■ Documento fuente
────────

ABC
|25 de diciembre de 2015…
Hace
muchos años, ya no recuerdo cuántos, en la Misa de Nochebuena el cura de mi
pueblo contó el siguiente sucedido: En la madrugada del día 6 de Junio de 1944,
se encontraba el General Eisenhower presenciando el comienzo de las operaciones
militares frente a Normandía, en la Segunda Guerra Mundial, cuando al
contemplar el movimiento de los 5.000 barcos de guerra y los muchos miles de
aviones que preparaban el desembarco de un millón de soldados, uno de los
ayudantes del Comandante supremo aliado le dijo, «Mi General, estamos
presenciando el acontecimiento más importante de la Historia», a lo que el
popular IKE –años después presidente de los Estados Unidos de América–
respondió: «No, el acontecimiento más importante de la Historia fue el día en
que nació Jesucristo». No puedo asegurar que el relato respondiera a la verdad
histórica, pero mereció ser así, porque aquel día, aquella noche en la posada
de Belén, se reclinó en las pajas de un pesebre un niño que partió el tiempo en
dos y del que no se puede prescindir para entender la vida de los hombres en
este planeta.

────────

■ Tarea planteada
Responda a estas preguntas con lo que dice el documento fuente:
(a) ¿Quién contó el sucedido y en qué misa lo hizo?
(b) ¿Cuántos barcos de guerra se movían frente a Normandía?
(c) Según Eisenhower, ¿cuál fue el acontecimiento más importante de la Historia?
Los registros no hacen falta para esto.

■ Registros aportados
────────

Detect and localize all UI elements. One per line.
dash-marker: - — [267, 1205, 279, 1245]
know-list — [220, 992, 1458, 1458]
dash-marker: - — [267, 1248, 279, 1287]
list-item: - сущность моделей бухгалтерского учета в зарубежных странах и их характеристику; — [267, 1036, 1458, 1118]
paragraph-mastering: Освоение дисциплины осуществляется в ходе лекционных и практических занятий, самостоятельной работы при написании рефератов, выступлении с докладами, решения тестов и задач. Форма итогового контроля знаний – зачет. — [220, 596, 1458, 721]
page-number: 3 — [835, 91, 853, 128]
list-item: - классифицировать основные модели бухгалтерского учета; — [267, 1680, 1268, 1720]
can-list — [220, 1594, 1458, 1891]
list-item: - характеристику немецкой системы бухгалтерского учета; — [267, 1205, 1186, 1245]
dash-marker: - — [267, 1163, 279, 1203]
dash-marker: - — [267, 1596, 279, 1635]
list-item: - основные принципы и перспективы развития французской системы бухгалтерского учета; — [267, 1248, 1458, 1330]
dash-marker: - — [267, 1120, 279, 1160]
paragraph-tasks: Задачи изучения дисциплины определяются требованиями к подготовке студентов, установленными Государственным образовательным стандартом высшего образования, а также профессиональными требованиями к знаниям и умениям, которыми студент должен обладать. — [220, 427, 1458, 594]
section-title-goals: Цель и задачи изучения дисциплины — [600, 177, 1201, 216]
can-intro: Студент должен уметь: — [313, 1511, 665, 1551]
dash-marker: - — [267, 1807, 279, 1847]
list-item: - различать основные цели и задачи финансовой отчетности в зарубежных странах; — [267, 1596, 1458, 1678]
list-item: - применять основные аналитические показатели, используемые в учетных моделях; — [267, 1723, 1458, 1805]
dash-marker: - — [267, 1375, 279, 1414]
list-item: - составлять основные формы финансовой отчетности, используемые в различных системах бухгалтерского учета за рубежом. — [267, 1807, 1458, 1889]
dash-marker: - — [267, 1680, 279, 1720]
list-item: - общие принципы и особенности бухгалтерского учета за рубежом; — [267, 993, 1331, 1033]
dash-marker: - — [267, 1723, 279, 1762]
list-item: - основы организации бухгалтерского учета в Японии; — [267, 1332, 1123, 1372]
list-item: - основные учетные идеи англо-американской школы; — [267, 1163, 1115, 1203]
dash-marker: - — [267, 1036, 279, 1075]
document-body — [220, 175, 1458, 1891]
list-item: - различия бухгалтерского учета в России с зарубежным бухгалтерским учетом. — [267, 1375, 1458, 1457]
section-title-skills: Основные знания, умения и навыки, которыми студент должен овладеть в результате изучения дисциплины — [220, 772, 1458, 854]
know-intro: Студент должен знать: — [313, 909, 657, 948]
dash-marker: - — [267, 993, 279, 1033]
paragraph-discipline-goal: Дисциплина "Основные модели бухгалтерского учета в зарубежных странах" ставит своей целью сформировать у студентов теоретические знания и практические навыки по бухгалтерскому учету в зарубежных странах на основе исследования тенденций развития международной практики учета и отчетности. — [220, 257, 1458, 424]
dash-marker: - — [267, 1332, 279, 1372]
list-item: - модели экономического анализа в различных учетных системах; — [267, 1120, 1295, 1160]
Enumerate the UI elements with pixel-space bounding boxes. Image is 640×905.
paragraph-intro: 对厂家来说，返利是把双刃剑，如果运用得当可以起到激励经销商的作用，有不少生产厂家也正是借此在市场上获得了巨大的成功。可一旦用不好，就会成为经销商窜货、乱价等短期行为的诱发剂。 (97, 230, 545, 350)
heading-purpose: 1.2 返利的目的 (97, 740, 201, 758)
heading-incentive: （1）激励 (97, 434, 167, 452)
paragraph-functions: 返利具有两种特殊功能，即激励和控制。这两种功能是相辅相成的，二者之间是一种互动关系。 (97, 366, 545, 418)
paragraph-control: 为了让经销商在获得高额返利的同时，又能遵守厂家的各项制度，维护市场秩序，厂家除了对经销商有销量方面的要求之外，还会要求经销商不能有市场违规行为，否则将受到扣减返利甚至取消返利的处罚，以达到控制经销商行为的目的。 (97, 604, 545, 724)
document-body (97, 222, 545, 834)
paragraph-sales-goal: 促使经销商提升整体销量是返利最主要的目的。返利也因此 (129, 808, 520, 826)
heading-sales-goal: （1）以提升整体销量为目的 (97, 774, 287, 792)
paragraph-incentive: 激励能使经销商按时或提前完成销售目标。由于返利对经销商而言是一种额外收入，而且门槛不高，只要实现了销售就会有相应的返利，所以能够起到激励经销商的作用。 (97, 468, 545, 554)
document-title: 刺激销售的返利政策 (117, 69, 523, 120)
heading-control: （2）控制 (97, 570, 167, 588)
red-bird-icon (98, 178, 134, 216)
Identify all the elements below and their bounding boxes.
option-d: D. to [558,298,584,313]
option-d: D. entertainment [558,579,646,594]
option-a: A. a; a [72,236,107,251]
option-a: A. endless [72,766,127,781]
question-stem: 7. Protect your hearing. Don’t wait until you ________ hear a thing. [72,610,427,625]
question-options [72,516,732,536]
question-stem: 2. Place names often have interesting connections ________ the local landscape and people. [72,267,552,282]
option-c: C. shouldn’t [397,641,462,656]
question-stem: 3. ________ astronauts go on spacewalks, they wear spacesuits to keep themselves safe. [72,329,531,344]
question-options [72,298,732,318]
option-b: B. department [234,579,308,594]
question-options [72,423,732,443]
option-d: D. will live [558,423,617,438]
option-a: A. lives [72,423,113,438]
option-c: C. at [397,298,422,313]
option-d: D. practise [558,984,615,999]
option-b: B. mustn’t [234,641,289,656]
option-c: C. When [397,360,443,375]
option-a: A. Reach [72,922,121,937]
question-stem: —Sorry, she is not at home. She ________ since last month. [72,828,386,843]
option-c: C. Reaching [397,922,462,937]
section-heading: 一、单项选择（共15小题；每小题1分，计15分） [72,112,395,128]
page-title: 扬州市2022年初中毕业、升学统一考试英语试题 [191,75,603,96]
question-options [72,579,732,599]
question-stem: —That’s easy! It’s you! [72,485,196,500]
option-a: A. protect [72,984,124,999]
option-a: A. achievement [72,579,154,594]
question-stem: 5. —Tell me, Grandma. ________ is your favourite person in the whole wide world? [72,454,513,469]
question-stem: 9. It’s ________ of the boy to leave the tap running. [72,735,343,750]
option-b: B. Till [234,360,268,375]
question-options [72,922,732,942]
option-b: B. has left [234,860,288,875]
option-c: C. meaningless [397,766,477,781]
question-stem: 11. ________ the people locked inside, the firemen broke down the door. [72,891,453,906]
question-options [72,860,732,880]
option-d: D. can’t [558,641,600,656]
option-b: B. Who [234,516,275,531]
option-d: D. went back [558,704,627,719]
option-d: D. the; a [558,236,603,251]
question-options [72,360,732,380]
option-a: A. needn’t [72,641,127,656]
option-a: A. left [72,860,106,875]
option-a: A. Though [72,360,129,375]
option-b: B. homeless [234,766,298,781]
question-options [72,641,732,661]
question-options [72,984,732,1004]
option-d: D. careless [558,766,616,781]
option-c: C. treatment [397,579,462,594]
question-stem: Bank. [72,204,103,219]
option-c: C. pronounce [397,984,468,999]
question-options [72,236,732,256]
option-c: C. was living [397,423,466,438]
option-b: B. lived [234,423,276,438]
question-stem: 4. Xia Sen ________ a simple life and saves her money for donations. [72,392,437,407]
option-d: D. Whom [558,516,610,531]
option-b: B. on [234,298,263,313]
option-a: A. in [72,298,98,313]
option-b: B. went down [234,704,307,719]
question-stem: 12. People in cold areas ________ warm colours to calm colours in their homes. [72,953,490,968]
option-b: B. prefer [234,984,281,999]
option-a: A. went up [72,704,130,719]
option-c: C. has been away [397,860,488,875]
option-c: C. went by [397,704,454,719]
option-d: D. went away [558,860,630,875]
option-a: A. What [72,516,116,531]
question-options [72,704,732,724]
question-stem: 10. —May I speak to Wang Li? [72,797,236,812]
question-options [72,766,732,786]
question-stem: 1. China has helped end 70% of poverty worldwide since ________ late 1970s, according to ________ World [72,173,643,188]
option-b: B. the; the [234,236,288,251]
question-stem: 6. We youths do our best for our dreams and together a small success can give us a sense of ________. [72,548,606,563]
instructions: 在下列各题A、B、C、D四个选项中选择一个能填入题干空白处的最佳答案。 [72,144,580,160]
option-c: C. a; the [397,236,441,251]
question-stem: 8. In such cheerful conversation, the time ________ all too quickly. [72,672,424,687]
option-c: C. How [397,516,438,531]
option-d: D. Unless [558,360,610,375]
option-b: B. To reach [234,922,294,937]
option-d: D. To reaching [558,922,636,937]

────────

■ Tarea resuelta
(a) Lo contó el cura del pueblo del autor, en la Misa de Nochebuena.
(b) Se movían 5.000 barcos de guerra.
(c) El día en que nació Jesucristo.